WHAT TO DO:
Each line containing the word "value" must be reported.

INFORMATION SHOWN:
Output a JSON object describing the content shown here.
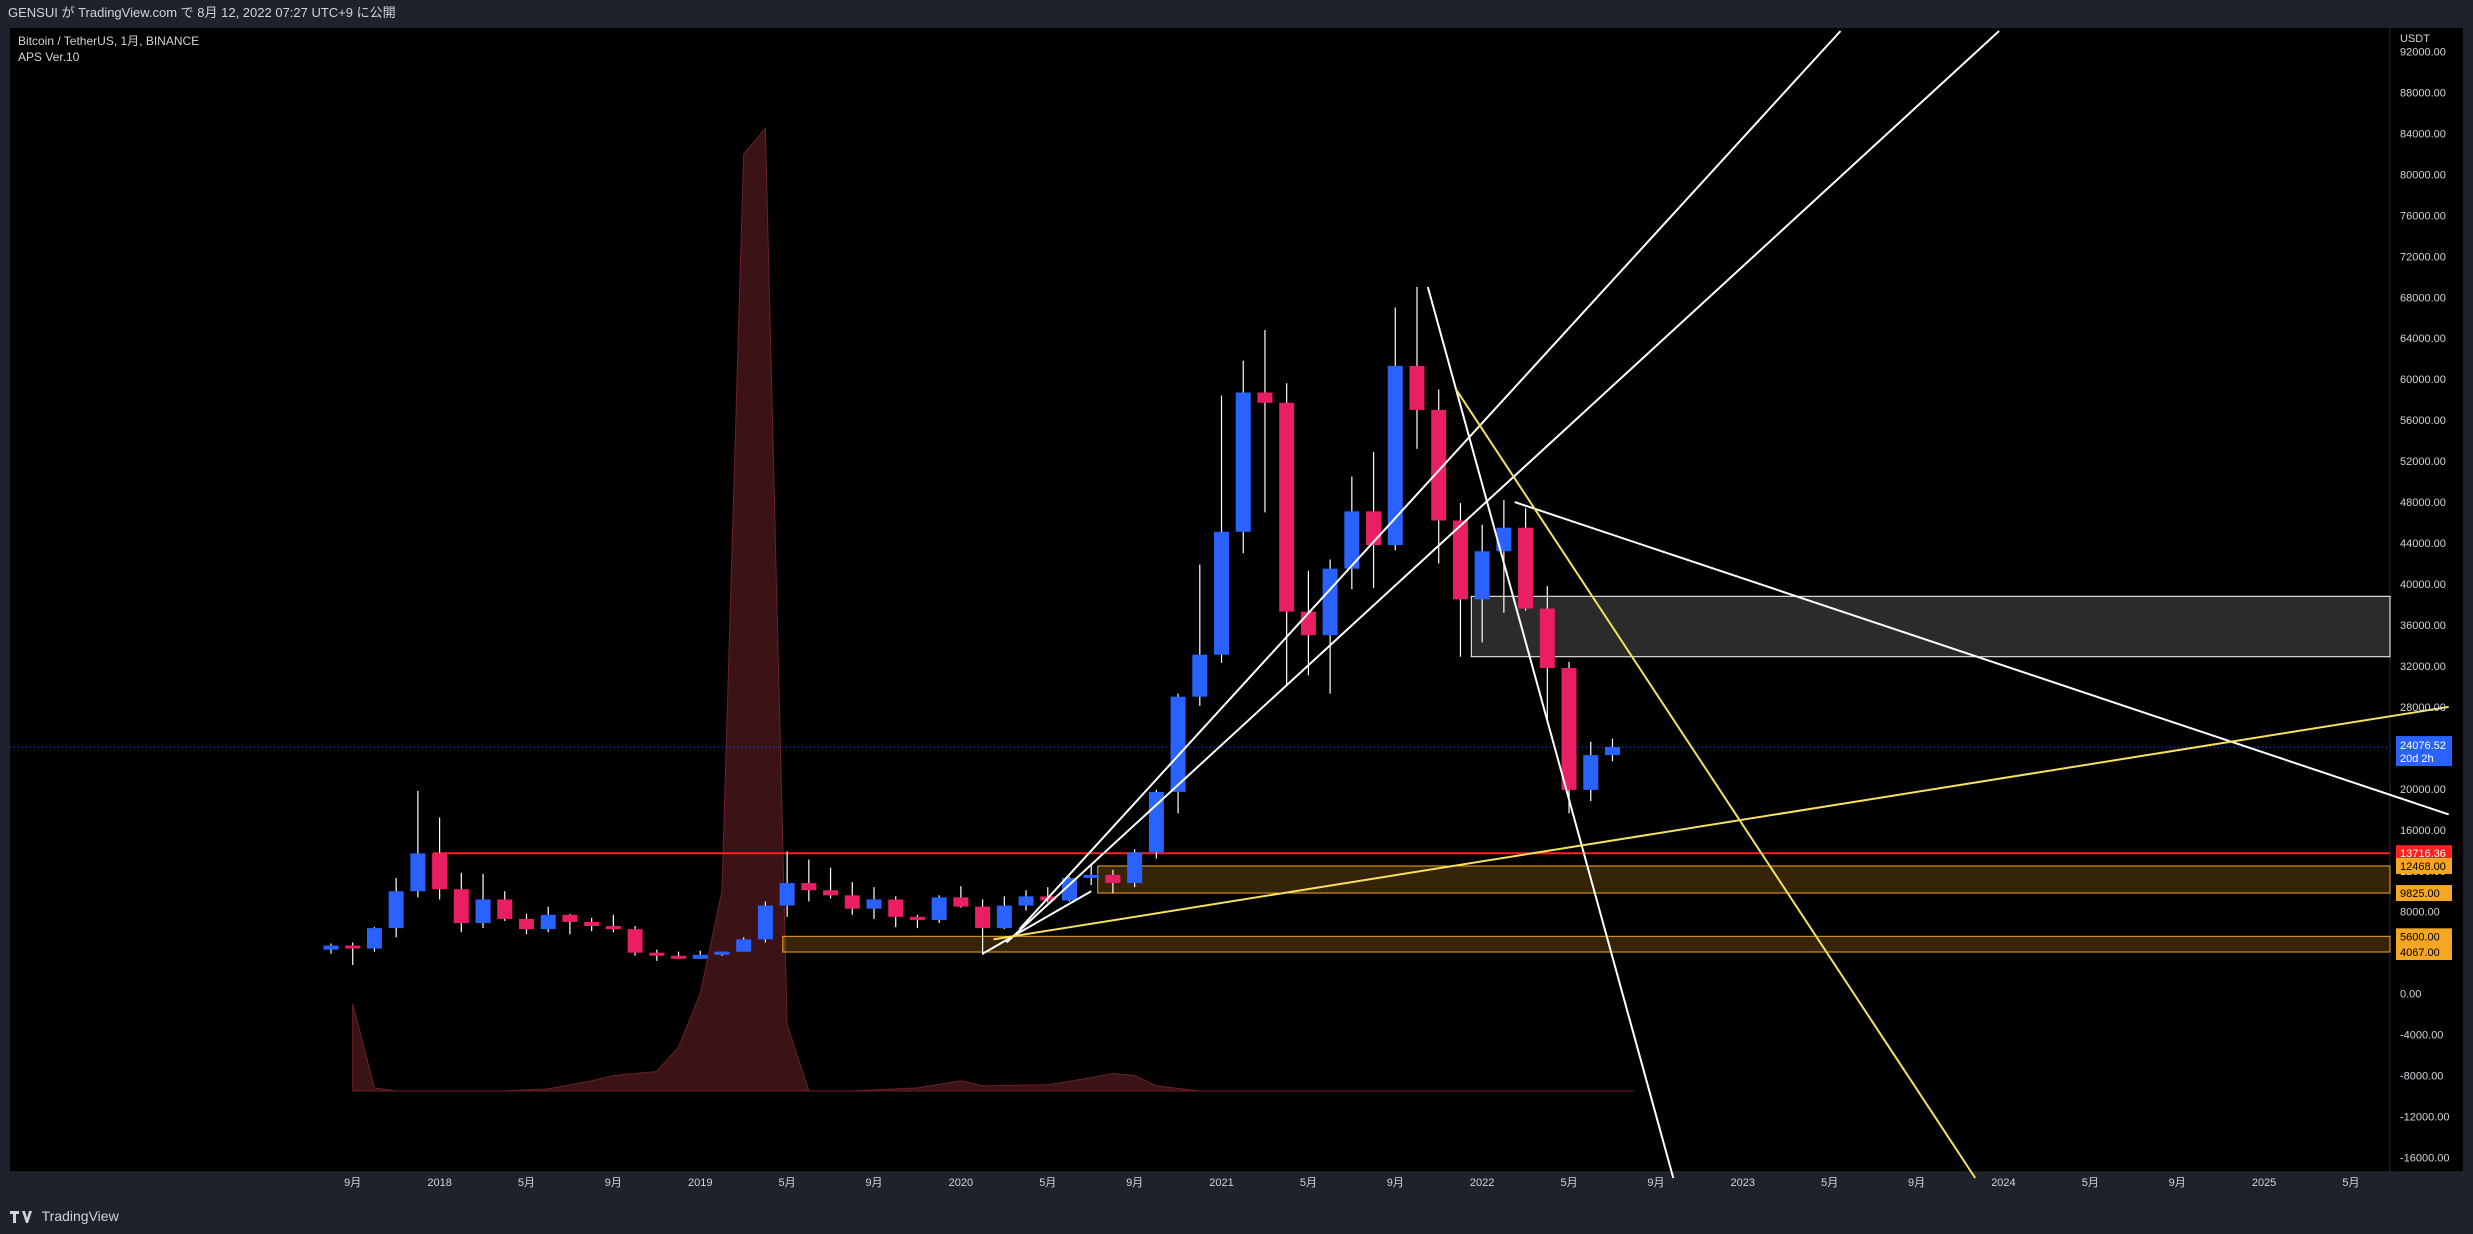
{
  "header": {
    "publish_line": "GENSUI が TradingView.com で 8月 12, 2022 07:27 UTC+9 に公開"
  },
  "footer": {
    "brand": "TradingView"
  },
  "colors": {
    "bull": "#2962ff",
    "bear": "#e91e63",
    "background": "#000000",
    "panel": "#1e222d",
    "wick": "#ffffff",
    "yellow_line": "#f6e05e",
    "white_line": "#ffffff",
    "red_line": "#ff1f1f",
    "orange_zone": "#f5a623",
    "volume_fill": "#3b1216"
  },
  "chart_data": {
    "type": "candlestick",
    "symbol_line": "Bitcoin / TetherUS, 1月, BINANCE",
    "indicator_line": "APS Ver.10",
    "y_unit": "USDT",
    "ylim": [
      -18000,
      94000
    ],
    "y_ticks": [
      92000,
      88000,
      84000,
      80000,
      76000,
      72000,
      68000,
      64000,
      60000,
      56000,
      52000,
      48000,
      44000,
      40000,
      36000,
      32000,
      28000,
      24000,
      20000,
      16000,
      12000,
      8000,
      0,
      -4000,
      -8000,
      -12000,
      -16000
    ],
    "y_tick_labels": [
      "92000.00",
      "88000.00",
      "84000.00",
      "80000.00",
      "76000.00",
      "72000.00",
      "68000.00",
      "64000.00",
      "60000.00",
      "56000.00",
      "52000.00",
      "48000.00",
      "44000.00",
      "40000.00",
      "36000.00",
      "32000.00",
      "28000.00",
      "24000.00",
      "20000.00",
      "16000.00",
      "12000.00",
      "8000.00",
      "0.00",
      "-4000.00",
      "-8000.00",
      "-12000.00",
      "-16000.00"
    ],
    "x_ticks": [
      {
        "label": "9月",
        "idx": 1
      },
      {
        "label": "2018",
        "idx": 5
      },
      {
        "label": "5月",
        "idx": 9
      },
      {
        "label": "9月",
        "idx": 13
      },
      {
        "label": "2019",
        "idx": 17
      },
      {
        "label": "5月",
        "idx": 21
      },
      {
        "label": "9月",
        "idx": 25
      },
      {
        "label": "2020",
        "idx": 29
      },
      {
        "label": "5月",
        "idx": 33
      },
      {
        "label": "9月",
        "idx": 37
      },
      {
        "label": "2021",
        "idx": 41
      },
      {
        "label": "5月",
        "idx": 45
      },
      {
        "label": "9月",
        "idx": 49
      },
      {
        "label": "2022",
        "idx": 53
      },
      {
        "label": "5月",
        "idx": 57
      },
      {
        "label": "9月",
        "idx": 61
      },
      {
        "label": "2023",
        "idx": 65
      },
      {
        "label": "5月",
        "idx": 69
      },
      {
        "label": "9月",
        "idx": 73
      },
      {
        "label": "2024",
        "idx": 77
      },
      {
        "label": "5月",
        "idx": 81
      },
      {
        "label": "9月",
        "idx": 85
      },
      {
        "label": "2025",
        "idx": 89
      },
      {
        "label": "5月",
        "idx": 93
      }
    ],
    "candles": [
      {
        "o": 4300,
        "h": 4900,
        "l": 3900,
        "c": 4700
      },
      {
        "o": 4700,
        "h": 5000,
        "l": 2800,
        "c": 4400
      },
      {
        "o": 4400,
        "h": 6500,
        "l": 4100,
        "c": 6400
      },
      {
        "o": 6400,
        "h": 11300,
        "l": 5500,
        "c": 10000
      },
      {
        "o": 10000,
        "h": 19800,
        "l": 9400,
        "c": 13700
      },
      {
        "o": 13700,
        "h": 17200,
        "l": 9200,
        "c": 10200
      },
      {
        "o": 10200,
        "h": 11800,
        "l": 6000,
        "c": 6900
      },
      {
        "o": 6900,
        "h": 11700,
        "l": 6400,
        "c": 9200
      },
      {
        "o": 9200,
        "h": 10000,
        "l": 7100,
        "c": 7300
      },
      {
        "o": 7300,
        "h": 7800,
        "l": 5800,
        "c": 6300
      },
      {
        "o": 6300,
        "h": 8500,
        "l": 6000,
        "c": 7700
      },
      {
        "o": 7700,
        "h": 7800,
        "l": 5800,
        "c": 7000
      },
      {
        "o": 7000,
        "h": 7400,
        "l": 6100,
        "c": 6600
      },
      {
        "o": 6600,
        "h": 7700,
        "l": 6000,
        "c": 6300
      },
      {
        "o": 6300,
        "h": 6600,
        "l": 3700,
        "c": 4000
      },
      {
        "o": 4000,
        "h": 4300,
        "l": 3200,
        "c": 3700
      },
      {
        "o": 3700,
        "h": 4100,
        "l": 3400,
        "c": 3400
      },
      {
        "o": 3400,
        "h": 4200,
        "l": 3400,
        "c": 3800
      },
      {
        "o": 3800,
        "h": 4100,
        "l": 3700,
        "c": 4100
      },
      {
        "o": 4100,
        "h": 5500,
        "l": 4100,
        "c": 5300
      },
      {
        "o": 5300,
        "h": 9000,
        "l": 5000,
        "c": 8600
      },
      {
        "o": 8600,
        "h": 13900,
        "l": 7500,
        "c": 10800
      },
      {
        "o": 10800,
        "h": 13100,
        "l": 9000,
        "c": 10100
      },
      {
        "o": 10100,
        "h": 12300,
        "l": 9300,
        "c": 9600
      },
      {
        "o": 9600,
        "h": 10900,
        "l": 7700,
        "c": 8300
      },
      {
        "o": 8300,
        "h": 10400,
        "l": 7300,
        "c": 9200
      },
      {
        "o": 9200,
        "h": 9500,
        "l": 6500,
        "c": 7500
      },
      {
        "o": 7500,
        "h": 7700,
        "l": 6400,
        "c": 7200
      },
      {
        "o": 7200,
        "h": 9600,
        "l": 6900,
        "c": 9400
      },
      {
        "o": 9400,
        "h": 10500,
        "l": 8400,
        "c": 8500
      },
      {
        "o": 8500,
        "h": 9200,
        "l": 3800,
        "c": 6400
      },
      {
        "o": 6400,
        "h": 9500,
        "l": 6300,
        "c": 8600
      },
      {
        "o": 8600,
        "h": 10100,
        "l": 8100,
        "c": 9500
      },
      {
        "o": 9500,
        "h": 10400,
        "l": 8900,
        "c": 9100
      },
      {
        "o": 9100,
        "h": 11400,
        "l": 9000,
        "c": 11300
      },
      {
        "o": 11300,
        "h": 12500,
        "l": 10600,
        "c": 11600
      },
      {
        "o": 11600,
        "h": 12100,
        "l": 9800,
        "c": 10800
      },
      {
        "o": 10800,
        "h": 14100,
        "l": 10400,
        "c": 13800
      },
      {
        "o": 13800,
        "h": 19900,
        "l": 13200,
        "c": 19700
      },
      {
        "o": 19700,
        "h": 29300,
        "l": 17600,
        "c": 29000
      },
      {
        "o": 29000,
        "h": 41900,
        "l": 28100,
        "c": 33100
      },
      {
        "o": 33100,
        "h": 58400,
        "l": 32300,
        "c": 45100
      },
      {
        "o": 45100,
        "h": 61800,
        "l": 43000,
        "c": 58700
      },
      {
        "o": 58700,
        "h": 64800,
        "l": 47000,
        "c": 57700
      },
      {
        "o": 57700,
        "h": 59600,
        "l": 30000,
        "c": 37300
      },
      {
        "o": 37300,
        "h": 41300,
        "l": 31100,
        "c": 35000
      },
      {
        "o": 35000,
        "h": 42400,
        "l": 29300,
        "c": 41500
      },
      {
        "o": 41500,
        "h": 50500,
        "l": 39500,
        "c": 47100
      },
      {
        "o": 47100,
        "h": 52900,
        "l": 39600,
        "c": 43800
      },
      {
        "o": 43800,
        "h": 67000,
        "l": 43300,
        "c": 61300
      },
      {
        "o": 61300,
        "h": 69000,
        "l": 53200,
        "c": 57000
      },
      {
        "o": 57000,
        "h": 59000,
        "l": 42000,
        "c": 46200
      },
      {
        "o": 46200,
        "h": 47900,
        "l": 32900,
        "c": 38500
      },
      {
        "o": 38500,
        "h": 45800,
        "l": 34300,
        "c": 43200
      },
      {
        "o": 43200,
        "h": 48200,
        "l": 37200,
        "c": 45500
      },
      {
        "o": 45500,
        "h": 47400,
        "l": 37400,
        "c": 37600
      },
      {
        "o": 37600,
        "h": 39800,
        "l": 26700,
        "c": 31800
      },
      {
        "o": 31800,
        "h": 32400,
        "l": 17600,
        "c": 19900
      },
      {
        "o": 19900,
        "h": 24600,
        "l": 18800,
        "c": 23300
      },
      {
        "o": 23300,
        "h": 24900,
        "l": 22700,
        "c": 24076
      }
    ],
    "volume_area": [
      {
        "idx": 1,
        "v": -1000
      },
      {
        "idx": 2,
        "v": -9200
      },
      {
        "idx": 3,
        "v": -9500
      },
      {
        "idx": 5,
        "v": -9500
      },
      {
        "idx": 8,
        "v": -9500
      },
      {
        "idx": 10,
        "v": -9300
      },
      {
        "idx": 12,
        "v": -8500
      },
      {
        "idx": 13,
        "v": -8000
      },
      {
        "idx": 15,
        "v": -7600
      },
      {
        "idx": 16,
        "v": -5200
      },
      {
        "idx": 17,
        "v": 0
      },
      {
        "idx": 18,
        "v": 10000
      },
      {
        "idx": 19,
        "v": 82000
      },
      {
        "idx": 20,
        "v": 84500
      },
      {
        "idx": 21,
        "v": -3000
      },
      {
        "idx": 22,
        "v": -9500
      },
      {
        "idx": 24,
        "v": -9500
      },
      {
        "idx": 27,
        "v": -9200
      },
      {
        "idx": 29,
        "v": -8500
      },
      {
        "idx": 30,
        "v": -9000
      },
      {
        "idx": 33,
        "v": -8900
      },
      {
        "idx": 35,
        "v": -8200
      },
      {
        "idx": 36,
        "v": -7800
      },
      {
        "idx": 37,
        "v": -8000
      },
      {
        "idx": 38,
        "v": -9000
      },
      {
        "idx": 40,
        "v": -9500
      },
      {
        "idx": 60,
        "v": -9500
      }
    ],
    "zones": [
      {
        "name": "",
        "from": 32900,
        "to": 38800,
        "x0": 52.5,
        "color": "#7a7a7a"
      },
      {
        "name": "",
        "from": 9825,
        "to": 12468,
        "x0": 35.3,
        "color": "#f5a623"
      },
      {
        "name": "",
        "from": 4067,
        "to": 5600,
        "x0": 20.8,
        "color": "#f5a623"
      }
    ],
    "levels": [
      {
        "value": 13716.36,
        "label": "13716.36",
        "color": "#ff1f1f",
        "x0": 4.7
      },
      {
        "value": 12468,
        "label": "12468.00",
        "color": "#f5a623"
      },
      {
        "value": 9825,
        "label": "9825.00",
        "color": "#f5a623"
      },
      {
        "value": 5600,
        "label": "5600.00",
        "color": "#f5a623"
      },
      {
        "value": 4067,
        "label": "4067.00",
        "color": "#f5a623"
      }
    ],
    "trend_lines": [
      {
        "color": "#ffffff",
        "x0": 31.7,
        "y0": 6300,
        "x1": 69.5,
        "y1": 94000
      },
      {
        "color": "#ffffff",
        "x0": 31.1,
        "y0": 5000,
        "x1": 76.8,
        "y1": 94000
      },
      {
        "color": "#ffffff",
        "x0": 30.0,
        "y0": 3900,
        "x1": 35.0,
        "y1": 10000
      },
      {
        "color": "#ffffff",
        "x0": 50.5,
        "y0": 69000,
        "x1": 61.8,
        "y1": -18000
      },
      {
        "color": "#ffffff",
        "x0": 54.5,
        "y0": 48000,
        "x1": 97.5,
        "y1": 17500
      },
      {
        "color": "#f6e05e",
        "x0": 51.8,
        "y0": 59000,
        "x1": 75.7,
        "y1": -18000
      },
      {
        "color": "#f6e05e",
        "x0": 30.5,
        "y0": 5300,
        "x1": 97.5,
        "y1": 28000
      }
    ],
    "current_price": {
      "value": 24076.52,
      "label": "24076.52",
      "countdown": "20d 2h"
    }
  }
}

RESPONSE FOR THIS EXERCISE:
        "value": 13716.36,
        "value": 12468,
        "value": 9825,
        "value": 5600,
        "value": 4067,
      "value": 24076.52,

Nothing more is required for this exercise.